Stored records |
┏━━

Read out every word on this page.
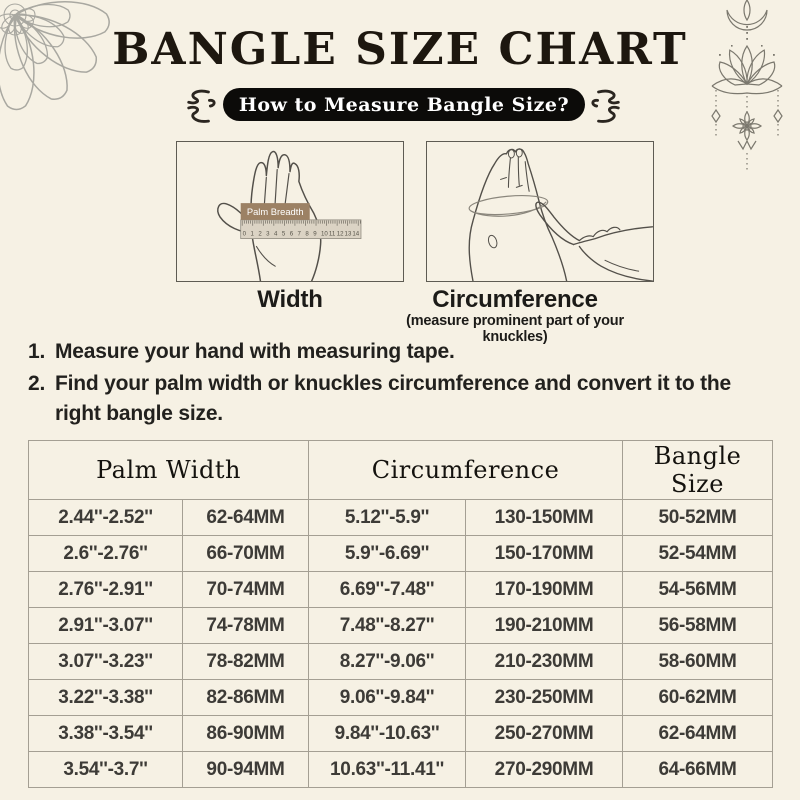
BANGLE SIZE CHART
How to Measure Bangle Size?
0 1 2 3 4 5 6 7 8 9 10 11 12 13 14
Palm Breadth
Width	Circumference
(measure prominent part of your knuckles)
1. Measure your hand with measuring tape.
2. Find your palm width or knuckles circumference and convert it to the right bangle size.
Palm Width		Circumference		Bangle Size
2.44''-2.52''	62-64MM	5.12''-5.9''	130-150MM	50-52MM
2.6''-2.76''	66-70MM	5.9''-6.69''	150-170MM	52-54MM
2.76''-2.91''	70-74MM	6.69''-7.48''	170-190MM	54-56MM
2.91''-3.07''	74-78MM	7.48''-8.27''	190-210MM	56-58MM
3.07''-3.23''	78-82MM	8.27''-9.06''	210-230MM	58-60MM
3.22''-3.38''	82-86MM	9.06''-9.84''	230-250MM	60-62MM
3.38''-3.54''	86-90MM	9.84''-10.63''	250-270MM	62-64MM
3.54''-3.7''	90-94MM	10.63''-11.41''	270-290MM	64-66MM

┗━━

Short exercise |
Within the entries above, how many lines contain "knuckles"? Respond with the number only.

Written solution |
2